━━━ Record extracts
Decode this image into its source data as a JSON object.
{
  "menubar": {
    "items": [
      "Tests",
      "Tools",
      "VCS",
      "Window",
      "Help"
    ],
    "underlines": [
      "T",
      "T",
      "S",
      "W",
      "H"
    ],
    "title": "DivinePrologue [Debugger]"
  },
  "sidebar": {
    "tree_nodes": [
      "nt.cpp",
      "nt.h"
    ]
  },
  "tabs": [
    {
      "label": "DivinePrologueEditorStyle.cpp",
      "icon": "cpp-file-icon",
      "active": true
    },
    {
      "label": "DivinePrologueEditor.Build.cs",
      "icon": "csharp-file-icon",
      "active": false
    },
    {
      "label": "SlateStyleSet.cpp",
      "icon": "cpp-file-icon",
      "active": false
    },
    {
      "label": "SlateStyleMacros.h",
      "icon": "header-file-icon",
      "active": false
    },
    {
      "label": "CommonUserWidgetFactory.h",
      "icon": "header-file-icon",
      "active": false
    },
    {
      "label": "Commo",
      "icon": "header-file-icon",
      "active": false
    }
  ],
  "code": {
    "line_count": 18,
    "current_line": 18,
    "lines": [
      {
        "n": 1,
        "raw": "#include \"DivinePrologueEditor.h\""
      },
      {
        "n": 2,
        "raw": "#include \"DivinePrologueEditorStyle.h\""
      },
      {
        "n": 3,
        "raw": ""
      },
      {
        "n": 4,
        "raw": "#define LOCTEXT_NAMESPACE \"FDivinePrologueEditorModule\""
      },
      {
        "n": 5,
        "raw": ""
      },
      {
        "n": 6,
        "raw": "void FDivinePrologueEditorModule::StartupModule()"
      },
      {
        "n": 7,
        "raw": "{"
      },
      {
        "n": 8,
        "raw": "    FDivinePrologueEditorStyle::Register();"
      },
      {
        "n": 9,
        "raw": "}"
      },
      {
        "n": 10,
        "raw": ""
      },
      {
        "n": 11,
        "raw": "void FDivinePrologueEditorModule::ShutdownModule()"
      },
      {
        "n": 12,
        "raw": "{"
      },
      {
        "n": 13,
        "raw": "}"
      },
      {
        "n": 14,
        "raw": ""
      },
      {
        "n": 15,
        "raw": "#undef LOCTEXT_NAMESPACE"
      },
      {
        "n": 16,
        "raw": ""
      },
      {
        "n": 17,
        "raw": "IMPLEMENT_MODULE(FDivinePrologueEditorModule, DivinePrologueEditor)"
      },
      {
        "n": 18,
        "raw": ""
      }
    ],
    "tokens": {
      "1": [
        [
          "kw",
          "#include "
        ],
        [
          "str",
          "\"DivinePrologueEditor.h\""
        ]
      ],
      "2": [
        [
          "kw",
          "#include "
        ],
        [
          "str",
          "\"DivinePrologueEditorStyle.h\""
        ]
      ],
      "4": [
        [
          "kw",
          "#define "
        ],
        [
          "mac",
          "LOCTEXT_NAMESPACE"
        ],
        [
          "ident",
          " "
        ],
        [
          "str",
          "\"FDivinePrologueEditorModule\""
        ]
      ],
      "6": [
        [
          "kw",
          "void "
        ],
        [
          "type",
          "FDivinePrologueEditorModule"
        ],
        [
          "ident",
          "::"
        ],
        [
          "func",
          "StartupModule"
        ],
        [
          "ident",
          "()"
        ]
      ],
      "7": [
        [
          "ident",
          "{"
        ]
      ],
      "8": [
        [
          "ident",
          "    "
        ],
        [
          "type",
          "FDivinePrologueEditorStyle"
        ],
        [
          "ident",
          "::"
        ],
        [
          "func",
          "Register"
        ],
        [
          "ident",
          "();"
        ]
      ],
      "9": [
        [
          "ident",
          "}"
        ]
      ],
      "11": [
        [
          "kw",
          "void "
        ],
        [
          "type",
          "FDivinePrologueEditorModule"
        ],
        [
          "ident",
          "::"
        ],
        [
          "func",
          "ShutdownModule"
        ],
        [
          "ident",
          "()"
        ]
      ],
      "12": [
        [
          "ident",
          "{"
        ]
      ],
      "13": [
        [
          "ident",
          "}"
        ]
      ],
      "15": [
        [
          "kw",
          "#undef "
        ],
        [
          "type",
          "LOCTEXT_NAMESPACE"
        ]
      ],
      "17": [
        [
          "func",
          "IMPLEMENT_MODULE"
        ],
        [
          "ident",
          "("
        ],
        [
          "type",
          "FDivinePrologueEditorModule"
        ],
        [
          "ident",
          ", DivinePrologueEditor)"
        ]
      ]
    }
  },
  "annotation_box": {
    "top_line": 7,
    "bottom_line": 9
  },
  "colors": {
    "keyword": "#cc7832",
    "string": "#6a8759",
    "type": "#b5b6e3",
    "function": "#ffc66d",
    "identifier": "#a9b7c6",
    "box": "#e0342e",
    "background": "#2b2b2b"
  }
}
━━━━━━
Task to complete:
Give back the whole listing, word for word.

Output for this exercise:
Decode this image into its source data as a JSON object.
{
  "menubar": {
    "items": [
      "Tests",
      "Tools",
      "VCS",
      "Window",
      "Help"
    ],
    "underlines": [
      "T",
      "T",
      "S",
      "W",
      "H"
    ],
    "title": "DivinePrologue [Debugger]"
  },
  "sidebar": {
    "tree_nodes": [
      "nt.cpp",
      "nt.h"
    ]
  },
  "tabs": [
    {
      "label": "DivinePrologueEditorStyle.cpp",
      "icon": "cpp-file-icon",
      "active": true
    },
    {
      "label": "DivinePrologueEditor.Build.cs",
      "icon": "csharp-file-icon",
      "active": false
    },
    {
      "label": "SlateStyleSet.cpp",
      "icon": "cpp-file-icon",
      "active": false
    },
    {
      "label": "SlateStyleMacros.h",
      "icon": "header-file-icon",
      "active": false
    },
    {
      "label": "CommonUserWidgetFactory.h",
      "icon": "header-file-icon",
      "active": false
    },
    {
      "label": "Commo",
      "icon": "header-file-icon",
      "active": false
    }
  ],
  "code": {
    "line_count": 18,
    "current_line": 18,
    "lines": [
      {
        "n": 1,
        "raw": "#include \"DivinePrologueEditor.h\""
      },
      {
        "n": 2,
        "raw": "#include \"DivinePrologueEditorStyle.h\""
      },
      {
        "n": 3,
        "raw": ""
      },
      {
        "n": 4,
        "raw": "#define LOCTEXT_NAMESPACE \"FDivinePrologueEditorModule\""
      },
      {
        "n": 5,
        "raw": ""
      },
      {
        "n": 6,
        "raw": "void FDivinePrologueEditorModule::StartupModule()"
      },
      {
        "n": 7,
        "raw": "{"
      },
      {
        "n": 8,
        "raw": "    FDivinePrologueEditorStyle::Register();"
      },
      {
        "n": 9,
        "raw": "}"
      },
      {
        "n": 10,
        "raw": ""
      },
      {
        "n": 11,
        "raw": "void FDivinePrologueEditorModule::ShutdownModule()"
      },
      {
        "n": 12,
        "raw": "{"
      },
      {
        "n": 13,
        "raw": "}"
      },
      {
        "n": 14,
        "raw": ""
      },
      {
        "n": 15,
        "raw": "#undef LOCTEXT_NAMESPACE"
      },
      {
        "n": 16,
        "raw": ""
      },
      {
        "n": 17,
        "raw": "IMPLEMENT_MODULE(FDivinePrologueEditorModule, DivinePrologueEditor)"
      },
      {
        "n": 18,
        "raw": ""
      }
    ],
    "tokens": {
      "1": [
        [
          "kw",
          "#include "
        ],
        [
          "str",
          "\"DivinePrologueEditor.h\""
        ]
      ],
      "2": [
        [
          "kw",
          "#include "
        ],
        [
          "str",
          "\"DivinePrologueEditorStyle.h\""
        ]
      ],
      "4": [
        [
          "kw",
          "#define "
        ],
        [
          "mac",
          "LOCTEXT_NAMESPACE"
        ],
        [
          "ident",
          " "
        ],
        [
          "str",
          "\"FDivinePrologueEditorModule\""
        ]
      ],
      "6": [
        [
          "kw",
          "void "
        ],
        [
          "type",
          "FDivinePrologueEditorModule"
        ],
        [
          "ident",
          "::"
        ],
        [
          "func",
          "StartupModule"
        ],
        [
          "ident",
          "()"
        ]
      ],
      "7": [
        [
          "ident",
          "{"
        ]
      ],
      "8": [
        [
          "ident",
          "    "
        ],
        [
          "type",
          "FDivinePrologueEditorStyle"
        ],
        [
          "ident",
          "::"
        ],
        [
          "func",
          "Register"
        ],
        [
          "ident",
          "();"
        ]
      ],
      "9": [
        [
          "ident",
          "}"
        ]
      ],
      "11": [
        [
          "kw",
          "void "
        ],
        [
          "type",
          "FDivinePrologueEditorModule"
        ],
        [
          "ident",
          "::"
        ],
        [
          "func",
          "ShutdownModule"
        ],
        [
          "ident",
          "()"
        ]
      ],
      "12": [
        [
          "ident",
          "{"
        ]
      ],
      "13": [
        [
          "ident",
          "}"
        ]
      ],
      "15": [
        [
          "kw",
          "#undef "
        ],
        [
          "type",
          "LOCTEXT_NAMESPACE"
        ]
      ],
      "17": [
        [
          "func",
          "IMPLEMENT_MODULE"
        ],
        [
          "ident",
          "("
        ],
        [
          "type",
          "FDivinePrologueEditorModule"
        ],
        [
          "ident",
          ", DivinePrologueEditor)"
        ]
      ]
    }
  },
  "annotation_box": {
    "top_line": 7,
    "bottom_line": 9
  },
  "colors": {
    "keyword": "#cc7832",
    "string": "#6a8759",
    "type": "#b5b6e3",
    "function": "#ffc66d",
    "identifier": "#a9b7c6",
    "box": "#e0342e",
    "background": "#2b2b2b"
  }
}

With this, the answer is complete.